To do
Search the records below for the word "допускается" and show every line where it occurs.

Exercise materials
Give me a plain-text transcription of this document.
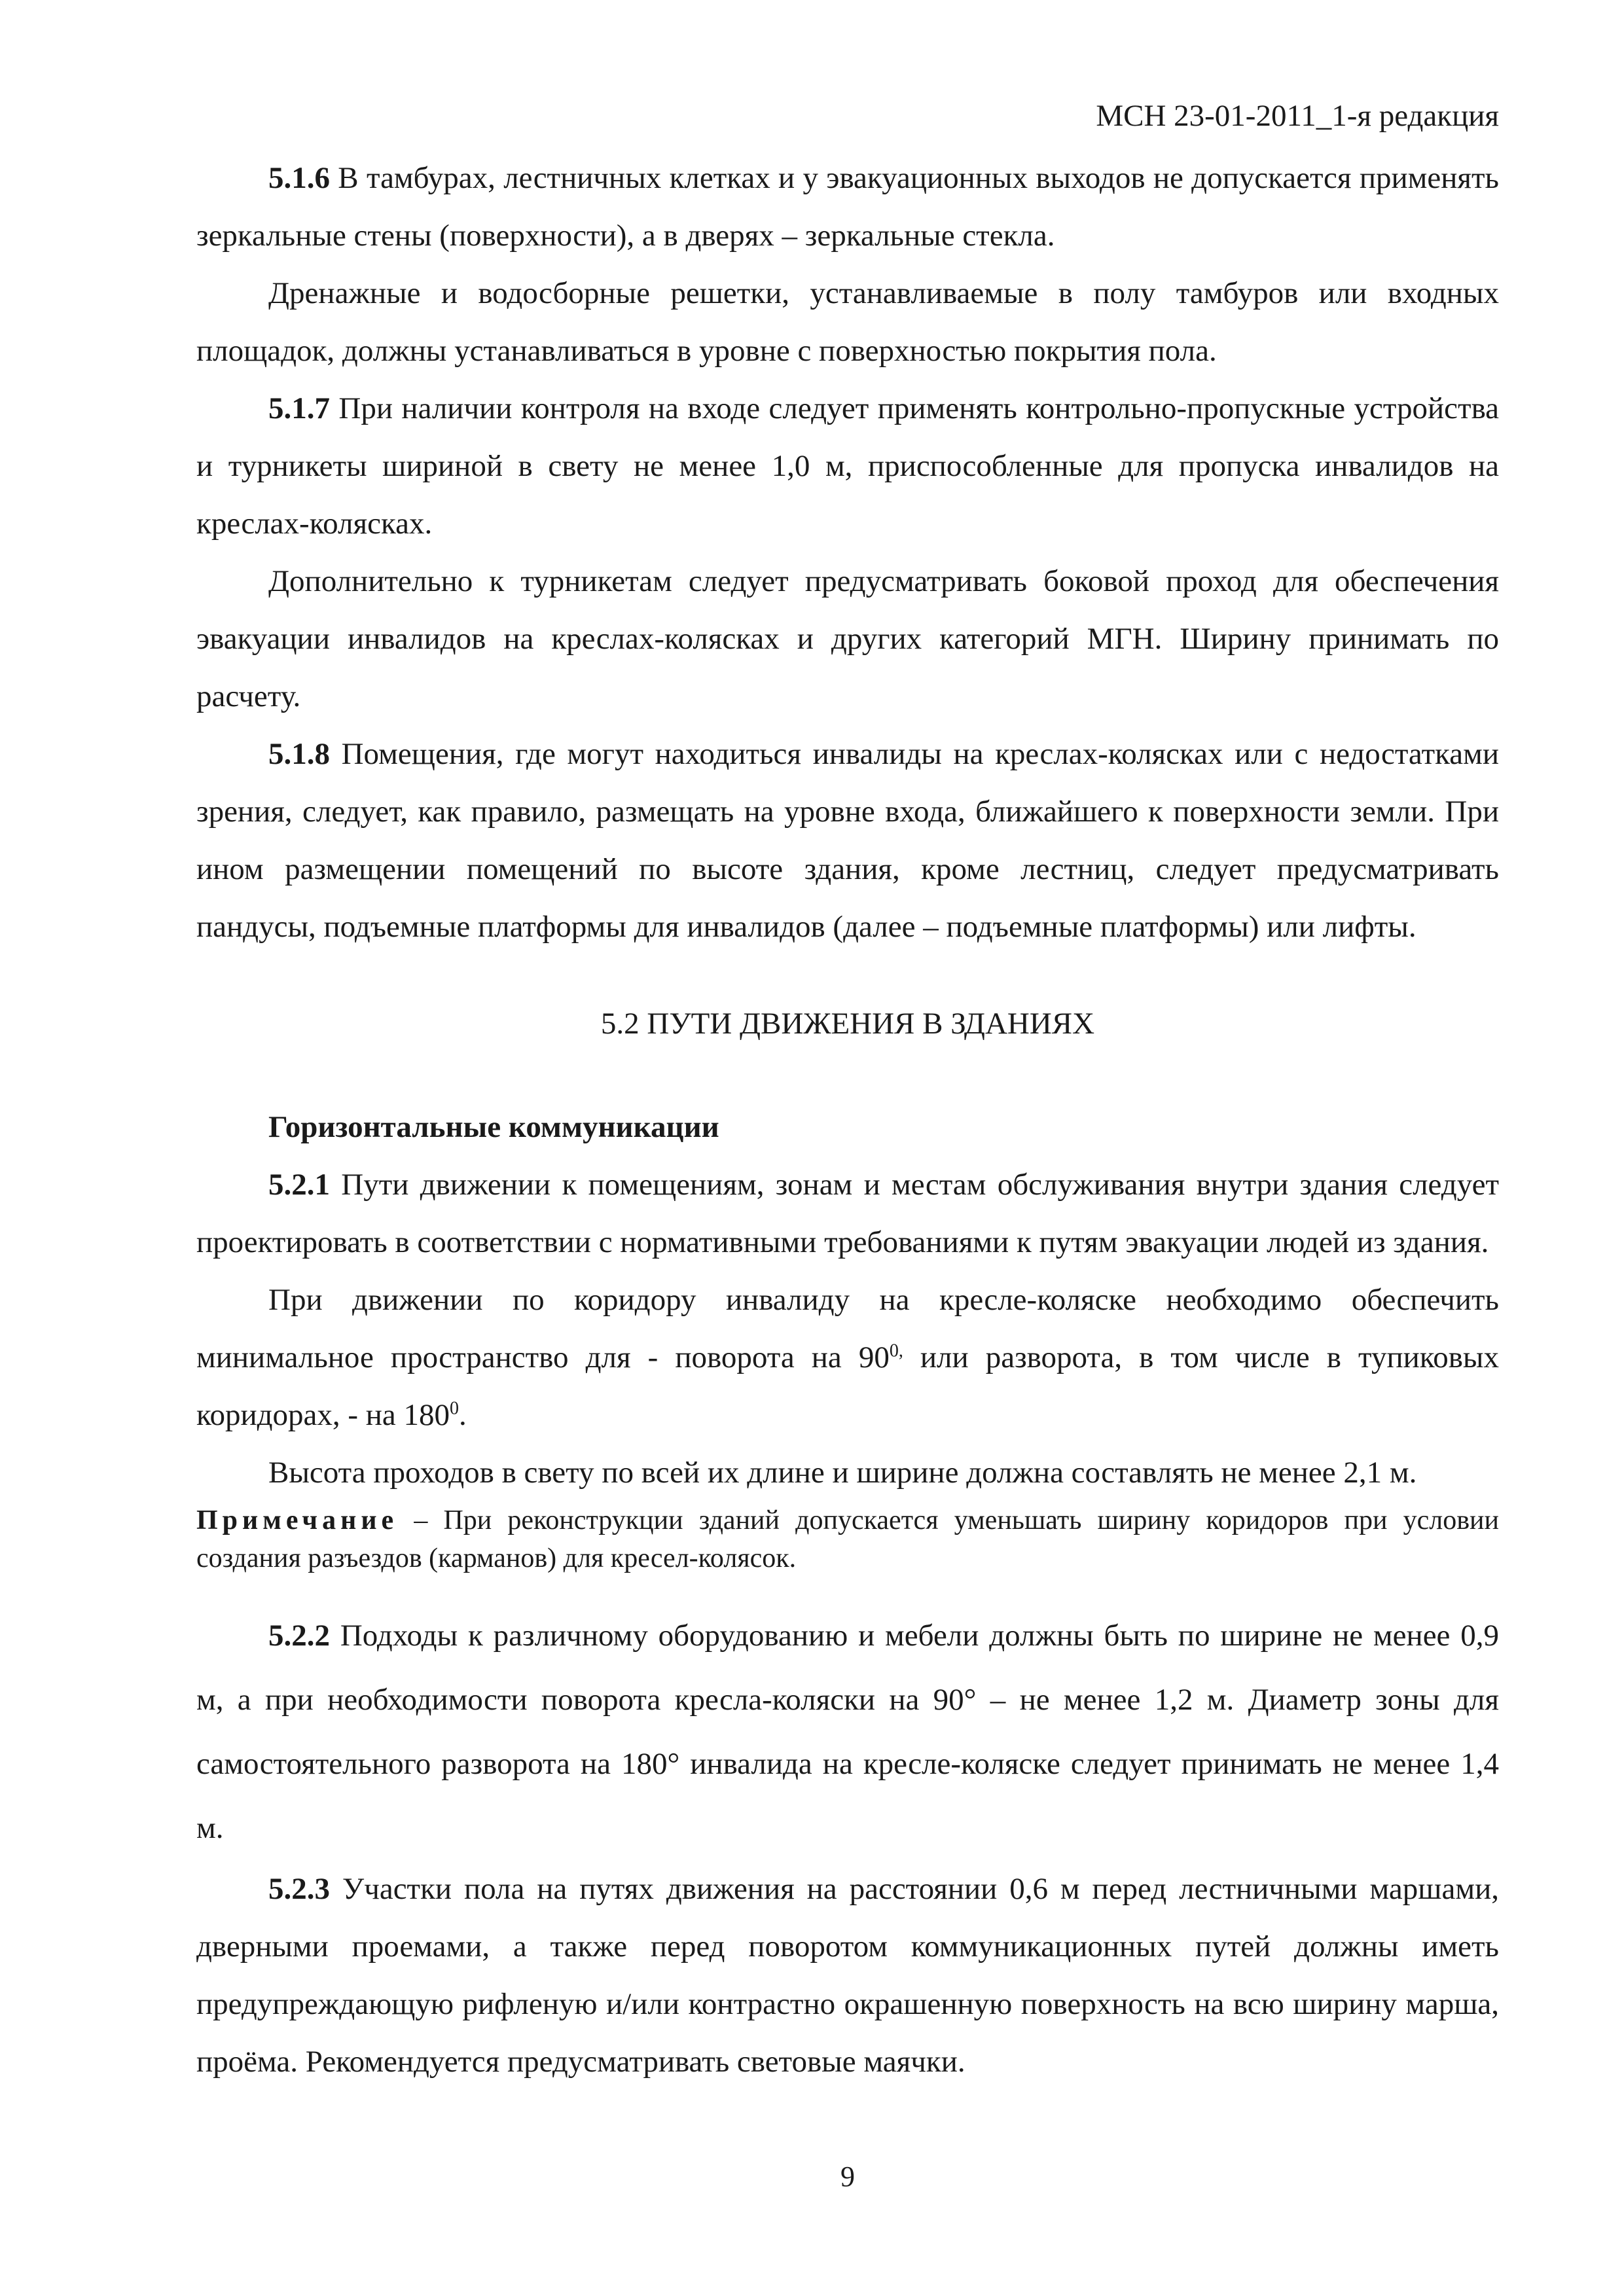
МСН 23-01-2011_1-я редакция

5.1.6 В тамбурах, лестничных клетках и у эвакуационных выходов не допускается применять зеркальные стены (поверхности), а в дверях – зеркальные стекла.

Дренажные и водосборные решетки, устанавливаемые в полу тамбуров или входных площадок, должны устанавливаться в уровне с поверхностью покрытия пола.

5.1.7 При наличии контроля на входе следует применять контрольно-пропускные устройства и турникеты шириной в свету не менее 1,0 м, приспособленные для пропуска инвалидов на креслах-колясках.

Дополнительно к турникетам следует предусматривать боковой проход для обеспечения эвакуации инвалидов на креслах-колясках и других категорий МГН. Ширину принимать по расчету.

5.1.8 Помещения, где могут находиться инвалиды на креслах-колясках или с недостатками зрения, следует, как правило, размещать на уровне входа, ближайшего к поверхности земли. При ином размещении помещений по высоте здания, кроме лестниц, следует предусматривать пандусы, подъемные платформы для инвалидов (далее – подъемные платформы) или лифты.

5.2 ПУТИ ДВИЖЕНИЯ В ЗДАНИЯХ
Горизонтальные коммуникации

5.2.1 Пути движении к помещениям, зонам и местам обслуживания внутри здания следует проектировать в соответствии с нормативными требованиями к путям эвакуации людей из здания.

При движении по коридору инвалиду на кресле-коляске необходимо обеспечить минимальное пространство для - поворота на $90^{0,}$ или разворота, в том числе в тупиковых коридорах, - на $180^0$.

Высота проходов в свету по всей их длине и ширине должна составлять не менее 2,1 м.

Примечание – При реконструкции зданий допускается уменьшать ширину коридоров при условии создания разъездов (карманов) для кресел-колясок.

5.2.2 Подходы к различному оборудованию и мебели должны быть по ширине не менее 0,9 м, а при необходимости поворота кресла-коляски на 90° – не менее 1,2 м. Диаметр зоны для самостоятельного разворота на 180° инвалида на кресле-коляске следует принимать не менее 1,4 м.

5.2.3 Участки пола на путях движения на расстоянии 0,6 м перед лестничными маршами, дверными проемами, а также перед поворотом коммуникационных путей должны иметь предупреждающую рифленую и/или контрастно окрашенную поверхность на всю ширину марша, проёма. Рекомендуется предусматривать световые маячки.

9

Finished answer
5.1.6 В тамбурах, лестничных клетках и у эвакуационных выходов не допускается применять зеркальные стены (поверхности), а в дверях – зеркальные стекла.
Примечание – При реконструкции зданий допускается уменьшать ширину коридоров при условии создания разъездов (карманов) для кресел-колясок.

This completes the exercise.